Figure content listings
* * * * * * * * *
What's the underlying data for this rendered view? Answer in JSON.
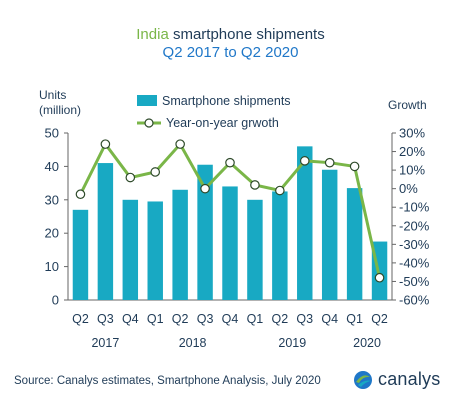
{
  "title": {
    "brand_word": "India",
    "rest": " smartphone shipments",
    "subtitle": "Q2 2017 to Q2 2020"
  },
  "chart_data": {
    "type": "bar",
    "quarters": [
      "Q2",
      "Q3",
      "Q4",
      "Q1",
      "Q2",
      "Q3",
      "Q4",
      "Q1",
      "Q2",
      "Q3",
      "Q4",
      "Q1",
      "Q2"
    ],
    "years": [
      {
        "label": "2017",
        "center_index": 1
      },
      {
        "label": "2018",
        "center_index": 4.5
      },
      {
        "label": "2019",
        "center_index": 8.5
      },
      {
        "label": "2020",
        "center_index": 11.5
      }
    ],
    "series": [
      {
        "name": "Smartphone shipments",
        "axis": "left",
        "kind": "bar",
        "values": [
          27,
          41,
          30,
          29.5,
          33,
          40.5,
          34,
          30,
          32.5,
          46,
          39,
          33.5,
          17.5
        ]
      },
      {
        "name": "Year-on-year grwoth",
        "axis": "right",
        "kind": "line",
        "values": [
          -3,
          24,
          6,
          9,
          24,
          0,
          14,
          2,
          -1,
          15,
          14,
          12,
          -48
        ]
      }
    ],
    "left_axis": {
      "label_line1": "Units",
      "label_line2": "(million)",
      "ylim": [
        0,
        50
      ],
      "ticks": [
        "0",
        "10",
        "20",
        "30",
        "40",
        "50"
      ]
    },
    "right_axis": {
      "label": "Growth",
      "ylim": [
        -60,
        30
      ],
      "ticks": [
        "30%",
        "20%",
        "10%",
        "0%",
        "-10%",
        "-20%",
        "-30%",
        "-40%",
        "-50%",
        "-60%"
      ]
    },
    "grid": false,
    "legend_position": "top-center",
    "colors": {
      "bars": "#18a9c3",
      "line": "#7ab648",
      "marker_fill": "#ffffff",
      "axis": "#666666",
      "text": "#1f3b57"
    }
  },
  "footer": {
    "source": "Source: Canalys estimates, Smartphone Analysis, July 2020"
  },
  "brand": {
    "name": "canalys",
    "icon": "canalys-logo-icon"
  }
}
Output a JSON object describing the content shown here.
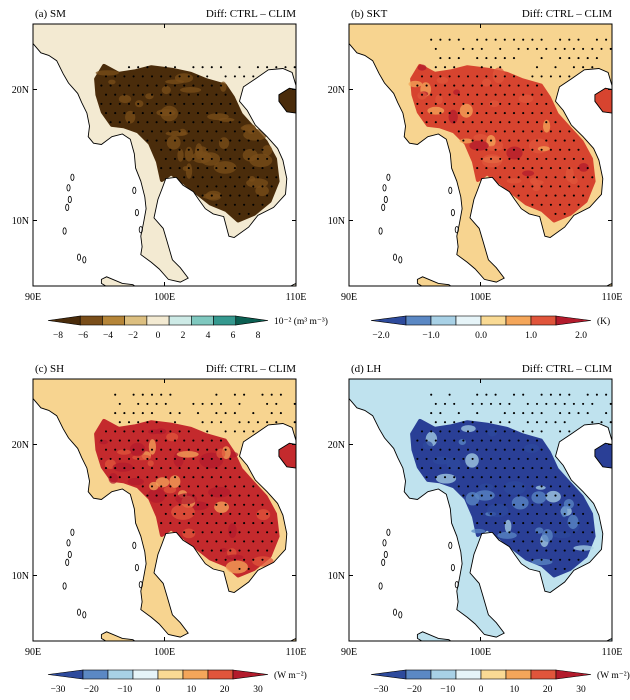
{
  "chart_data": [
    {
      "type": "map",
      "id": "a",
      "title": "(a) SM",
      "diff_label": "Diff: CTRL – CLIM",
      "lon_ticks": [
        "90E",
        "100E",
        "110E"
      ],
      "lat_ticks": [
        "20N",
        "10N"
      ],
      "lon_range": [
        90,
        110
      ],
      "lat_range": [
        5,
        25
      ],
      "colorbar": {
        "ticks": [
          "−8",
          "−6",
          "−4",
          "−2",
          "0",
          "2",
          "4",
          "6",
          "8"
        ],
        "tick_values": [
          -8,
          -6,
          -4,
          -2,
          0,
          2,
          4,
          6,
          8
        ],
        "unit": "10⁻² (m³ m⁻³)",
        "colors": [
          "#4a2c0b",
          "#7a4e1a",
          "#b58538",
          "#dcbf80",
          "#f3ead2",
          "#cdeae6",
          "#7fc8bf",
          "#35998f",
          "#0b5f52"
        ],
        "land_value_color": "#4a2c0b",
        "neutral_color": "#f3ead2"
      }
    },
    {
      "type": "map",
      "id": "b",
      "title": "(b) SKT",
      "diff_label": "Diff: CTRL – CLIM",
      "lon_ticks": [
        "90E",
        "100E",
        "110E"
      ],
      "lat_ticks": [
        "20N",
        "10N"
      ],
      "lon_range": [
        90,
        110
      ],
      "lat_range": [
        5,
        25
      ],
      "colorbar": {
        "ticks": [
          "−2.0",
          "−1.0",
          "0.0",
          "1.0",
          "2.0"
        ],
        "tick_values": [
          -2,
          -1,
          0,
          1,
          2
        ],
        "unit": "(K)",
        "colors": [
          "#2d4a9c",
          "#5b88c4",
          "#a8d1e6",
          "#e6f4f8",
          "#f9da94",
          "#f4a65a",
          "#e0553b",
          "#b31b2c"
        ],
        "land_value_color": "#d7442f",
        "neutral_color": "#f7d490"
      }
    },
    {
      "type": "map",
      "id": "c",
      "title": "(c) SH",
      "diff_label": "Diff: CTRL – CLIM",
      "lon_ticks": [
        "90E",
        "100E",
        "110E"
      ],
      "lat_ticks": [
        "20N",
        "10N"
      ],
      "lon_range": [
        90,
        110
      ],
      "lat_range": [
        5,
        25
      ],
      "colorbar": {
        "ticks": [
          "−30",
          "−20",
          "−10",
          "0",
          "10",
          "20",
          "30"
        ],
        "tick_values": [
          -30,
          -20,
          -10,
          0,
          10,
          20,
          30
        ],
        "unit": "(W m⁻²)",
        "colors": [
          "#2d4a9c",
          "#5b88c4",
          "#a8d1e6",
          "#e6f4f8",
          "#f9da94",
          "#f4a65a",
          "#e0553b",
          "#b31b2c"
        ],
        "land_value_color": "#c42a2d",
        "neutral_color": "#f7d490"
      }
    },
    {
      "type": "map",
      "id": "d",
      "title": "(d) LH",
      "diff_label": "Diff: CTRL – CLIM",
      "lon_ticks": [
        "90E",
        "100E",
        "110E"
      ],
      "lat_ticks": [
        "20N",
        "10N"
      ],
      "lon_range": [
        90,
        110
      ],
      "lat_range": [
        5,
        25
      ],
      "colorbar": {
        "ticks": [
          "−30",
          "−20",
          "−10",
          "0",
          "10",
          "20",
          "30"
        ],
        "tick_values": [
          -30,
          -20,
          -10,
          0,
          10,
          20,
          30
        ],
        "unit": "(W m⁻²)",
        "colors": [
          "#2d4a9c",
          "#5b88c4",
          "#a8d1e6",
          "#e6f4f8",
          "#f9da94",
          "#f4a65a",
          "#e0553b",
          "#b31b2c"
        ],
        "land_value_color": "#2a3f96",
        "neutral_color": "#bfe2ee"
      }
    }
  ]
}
* * * * * * * * *
- **GOAL OF THE EXERCISE**
Scan the data for the word "shipments" and copy every line where it shows up.

- **RESPONSE TO THIS TASK**
    "rest": " smartphone shipments",
        "name": "Smartphone shipments",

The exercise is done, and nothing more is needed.